- [PAGE EXTRACT]
+===+

- Developer: Pendulo Studios
- Publisher: Microids
- Designer: José Céspedes Martínez
- Series: The Adventures of Tintin
- Platforms: Nintendo Switch; PlayStation 4; PlayStation 5; Windows; Xbox Series X/S;
- Release: PlayStation 4, PlayStation 5, Windows, Xbox Series X/S; November 7, 2023; Nintendo Switch; October 17, 2024;
- Genre: Action-adventure game

= Tintin Reporter – Cigars of the Pharaoh =

2023 video game

Tintin Reporter – Cigars of the Pharaoh (Tintin Reporter: Los Cigarros del Faraon) is a 2023 action-adventure game developed by Pendulo Studios and published by Microids. It is based on Cigars of the Pharaoh, the fourth volume of The Adventures of Tintin. The story follows Tintin and Snowy on a worldwide adventure.

+===+

- [WHAT YOU SHOULD DO] Copy the Tintin game description starting with "Tintin Reporter – Cigars of the Pharaoh (Tintin" and going on through "a worldwide adventure.", and rename "Snowy" to "Milou".

+===+

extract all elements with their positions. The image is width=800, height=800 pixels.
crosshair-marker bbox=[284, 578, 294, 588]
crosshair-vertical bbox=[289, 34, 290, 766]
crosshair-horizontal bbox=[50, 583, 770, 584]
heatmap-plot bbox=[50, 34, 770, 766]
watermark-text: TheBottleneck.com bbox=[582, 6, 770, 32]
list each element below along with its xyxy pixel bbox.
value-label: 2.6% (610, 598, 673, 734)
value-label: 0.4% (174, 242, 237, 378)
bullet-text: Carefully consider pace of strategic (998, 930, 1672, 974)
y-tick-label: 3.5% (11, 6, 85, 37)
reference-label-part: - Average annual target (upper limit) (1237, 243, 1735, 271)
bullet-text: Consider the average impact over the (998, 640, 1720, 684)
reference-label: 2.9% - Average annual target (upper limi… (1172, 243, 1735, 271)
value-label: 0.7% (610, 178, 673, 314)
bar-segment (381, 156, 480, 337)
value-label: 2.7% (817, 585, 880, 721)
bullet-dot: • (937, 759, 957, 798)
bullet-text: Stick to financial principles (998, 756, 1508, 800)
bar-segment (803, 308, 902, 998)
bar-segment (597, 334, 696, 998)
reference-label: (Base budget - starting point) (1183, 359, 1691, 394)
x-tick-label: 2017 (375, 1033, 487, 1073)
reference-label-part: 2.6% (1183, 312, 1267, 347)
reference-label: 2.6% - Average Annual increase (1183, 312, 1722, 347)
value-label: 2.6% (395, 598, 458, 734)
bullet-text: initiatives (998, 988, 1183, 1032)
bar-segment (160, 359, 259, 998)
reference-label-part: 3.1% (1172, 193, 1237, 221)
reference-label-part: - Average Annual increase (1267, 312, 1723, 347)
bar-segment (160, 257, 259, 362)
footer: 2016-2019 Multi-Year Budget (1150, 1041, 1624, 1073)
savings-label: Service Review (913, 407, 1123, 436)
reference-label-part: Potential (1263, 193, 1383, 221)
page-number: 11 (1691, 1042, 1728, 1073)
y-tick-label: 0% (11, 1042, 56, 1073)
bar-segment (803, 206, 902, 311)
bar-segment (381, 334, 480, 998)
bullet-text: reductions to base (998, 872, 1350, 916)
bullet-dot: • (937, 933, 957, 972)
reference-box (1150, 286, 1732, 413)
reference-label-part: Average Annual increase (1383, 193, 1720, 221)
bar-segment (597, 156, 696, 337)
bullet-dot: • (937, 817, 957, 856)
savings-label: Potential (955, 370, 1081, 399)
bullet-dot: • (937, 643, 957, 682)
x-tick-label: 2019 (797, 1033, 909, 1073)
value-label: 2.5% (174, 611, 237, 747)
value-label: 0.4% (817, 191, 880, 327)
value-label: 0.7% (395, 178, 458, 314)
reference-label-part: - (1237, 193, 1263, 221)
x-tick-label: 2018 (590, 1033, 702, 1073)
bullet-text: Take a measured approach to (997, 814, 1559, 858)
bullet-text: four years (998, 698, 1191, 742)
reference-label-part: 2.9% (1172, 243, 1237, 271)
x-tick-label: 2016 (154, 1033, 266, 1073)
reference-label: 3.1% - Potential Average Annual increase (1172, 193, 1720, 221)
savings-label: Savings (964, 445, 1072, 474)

+===+

- [SOLUTION TO THE EXERCISE]
Tintin Reporter – Cigars of the Pharaoh (Tintin Reporter: Los Cigarros del Faraon) is a 2023 action-adventure game developed by Pendulo Studios and published by Microids. It is based on Cigars of the Pharaoh, the fourth volume of The Adventures of Tintin. The story follows Tintin and Milou on a worldwide adventure.